§ Problem requirements
Pull out every line below holding the word "Road".

Chart and figure data
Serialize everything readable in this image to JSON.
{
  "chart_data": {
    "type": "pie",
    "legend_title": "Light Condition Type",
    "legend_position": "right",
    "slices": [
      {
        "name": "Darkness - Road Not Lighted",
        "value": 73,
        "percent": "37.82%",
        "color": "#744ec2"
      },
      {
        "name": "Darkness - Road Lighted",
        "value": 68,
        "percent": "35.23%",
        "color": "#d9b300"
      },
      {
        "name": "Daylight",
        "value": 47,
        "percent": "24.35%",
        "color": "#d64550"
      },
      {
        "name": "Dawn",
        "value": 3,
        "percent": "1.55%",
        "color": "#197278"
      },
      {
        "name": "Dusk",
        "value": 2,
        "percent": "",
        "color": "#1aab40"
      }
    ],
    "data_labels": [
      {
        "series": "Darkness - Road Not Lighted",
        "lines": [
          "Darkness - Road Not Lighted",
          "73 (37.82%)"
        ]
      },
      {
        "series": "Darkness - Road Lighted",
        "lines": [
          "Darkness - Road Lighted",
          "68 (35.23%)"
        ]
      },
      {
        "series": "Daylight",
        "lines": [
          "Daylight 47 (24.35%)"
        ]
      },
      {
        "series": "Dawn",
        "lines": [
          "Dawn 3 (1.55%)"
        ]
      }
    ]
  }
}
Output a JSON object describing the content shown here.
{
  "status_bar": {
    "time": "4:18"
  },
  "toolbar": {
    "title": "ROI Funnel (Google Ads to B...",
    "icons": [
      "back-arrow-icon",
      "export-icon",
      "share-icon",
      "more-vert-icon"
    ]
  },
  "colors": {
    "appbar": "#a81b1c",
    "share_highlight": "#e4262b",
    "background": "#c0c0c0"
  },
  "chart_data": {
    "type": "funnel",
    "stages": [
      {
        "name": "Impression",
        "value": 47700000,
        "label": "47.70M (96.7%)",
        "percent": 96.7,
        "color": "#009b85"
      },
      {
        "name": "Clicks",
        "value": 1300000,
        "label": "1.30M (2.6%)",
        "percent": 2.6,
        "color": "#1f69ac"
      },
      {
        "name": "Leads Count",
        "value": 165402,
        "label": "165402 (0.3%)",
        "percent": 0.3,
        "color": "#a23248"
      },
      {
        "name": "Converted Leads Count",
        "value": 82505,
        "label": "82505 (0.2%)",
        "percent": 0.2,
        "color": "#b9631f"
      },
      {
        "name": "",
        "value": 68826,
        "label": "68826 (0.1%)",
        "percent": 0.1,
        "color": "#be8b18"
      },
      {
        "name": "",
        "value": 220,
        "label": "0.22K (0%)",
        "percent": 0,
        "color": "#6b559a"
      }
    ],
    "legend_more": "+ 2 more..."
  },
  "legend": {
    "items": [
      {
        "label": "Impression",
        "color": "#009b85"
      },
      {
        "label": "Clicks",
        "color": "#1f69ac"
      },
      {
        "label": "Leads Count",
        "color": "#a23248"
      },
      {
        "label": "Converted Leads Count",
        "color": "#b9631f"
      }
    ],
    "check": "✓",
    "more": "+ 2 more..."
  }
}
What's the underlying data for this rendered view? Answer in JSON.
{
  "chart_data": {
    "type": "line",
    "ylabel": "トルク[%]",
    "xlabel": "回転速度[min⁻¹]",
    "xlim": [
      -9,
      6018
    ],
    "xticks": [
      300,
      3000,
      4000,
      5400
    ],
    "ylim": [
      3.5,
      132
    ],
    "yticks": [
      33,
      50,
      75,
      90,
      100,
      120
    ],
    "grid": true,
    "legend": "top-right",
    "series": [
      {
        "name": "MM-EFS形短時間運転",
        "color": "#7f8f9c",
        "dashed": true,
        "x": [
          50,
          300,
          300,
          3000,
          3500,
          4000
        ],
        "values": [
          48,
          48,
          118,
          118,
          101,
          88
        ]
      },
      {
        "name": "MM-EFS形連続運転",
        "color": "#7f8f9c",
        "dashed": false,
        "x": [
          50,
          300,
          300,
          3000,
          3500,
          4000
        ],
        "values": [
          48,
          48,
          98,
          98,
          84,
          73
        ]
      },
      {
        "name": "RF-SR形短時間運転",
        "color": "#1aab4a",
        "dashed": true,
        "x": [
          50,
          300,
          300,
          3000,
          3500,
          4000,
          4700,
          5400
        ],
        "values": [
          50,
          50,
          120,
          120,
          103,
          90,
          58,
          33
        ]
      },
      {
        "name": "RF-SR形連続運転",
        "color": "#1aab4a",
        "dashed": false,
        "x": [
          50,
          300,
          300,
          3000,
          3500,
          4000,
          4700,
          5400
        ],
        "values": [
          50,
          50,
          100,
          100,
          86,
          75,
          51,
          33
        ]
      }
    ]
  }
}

§ Result
        "name": "Darkness - Road Not Lighted",
        "name": "Darkness - Road Lighted",
        "series": "Darkness - Road Not Lighted",
          "Darkness - Road Not Lighted",
        "series": "Darkness - Road Lighted",
          "Darkness - Road Lighted",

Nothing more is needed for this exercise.